_EXERCISE DATA_.
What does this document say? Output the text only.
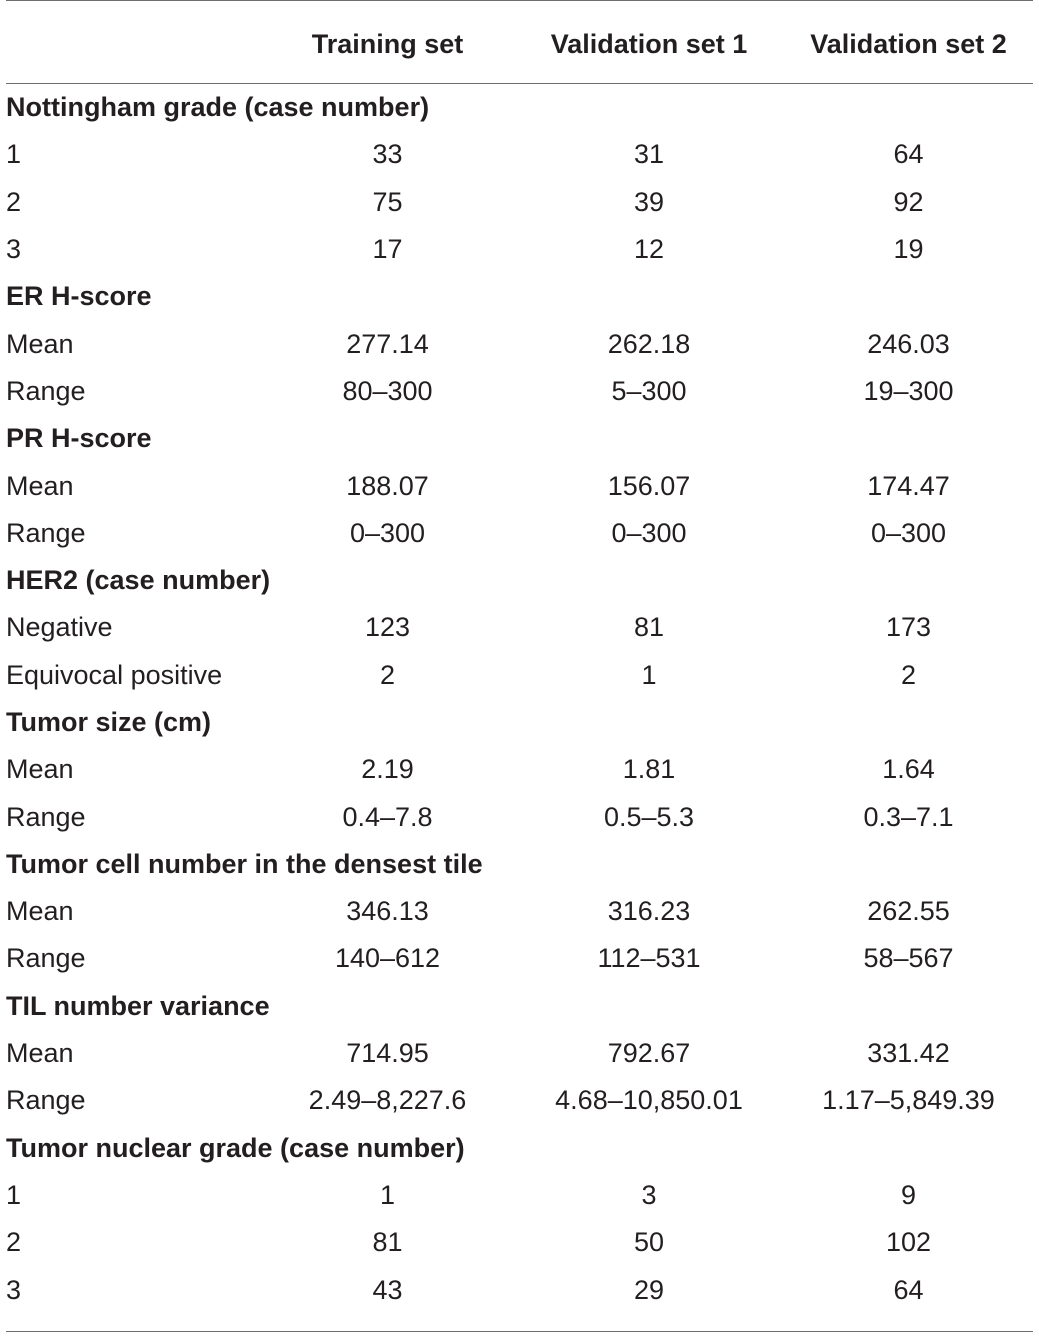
	Training set	Validation set 1	Validation set 2
Nottingham grade (case number)			
1	33	31	64
2	75	39	92
3	17	12	19
ER H-score			
Mean	277.14	262.18	246.03
Range	80–300	5–300	19–300
PR H-score			
Mean	188.07	156.07	174.47
Range	0–300	0–300	0–300
HER2 (case number)			
Negative	123	81	173
Equivocal positive	2	1	2
Tumor size (cm)			
Mean	2.19	1.81	1.64
Range	0.4–7.8	0.5–5.3	0.3–7.1
Tumor cell number in the densest tile			
Mean	346.13	316.23	262.55
Range	140–612	112–531	58–567
TIL number variance			
Mean	714.95	792.67	331.42
Range	2.49–8,227.6	4.68–10,850.01	1.17–5,849.39
Tumor nuclear grade (case number)			
1	1	3	9
2	81	50	102
3	43	29	64
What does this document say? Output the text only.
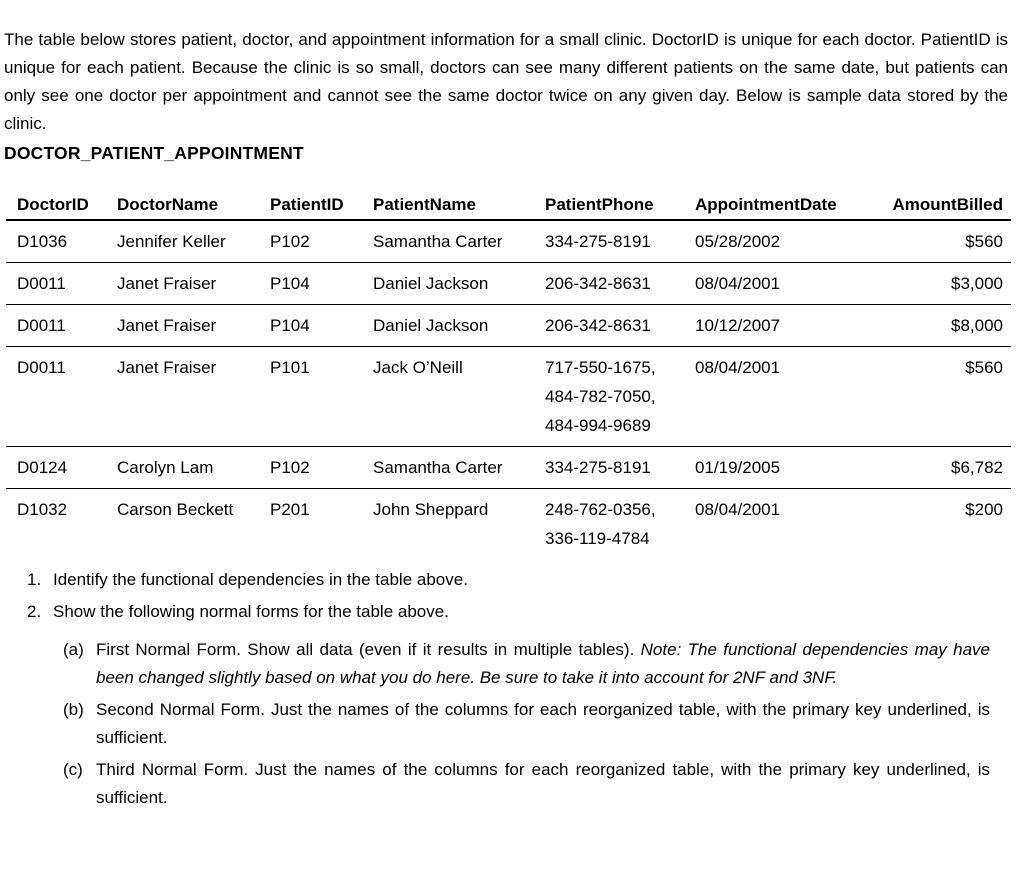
The table below stores patient, doctor, and appointment information for a small clinic. DoctorID is unique for each doctor. PatientID is unique for each patient. Because the clinic is so small, doctors can see many different patients on the same date, but patients can only see one doctor per appointment and cannot see the same doctor twice on any given day. Below is sample data stored by the clinic.

DOCTOR_PATIENT_APPOINTMENT
DoctorID	DoctorName	PatientID	PatientName	PatientPhone	AppointmentDate	AmountBilled
D1036	Jennifer Keller	P102	Samantha Carter	334-275-8191	05/28/2002	$560
D0011	Janet Fraiser	P104	Daniel Jackson	206-342-8631	08/04/2001	$3,000
D0011	Janet Fraiser	P104	Daniel Jackson	206-342-8631	10/12/2007	$8,000
D0011	Janet Fraiser	P101	Jack O’Neill	717-550-1675,
484-782-7050,
484-994-9689	08/04/2001	$560
D0124	Carolyn Lam	P102	Samantha Carter	334-275-8191	01/19/2005	$6,782
D1032	Carson Beckett	P201	John Sheppard	248-762-0356,
336-119-4784	08/04/2001	$200
1. Identify the functional dependencies in the table above.
2. Show the following normal forms for the table above.
(a) First Normal Form. Show all data (even if it results in multiple tables). Note: The functional dependencies may have been changed slightly based on what you do here. Be sure to take it into account for 2NF and 3NF.
(b) Second Normal Form. Just the names of the columns for each reorganized table, with the primary key underlined, is sufficient.
(c) Third Normal Form. Just the names of the columns for each reorganized table, with the primary key underlined, is sufficient.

_TASK REQUIREMENTS_.
All lines in the entries above that include "primary" should be found and copied.

_SOLUTION BELOW_.
(b) Second Normal Form. Just the names of the columns for each reorganized table, with the primary key underlined, is sufficient.
(c) Third Normal Form. Just the names of the columns for each reorganized table, with the primary key underlined, is sufficient.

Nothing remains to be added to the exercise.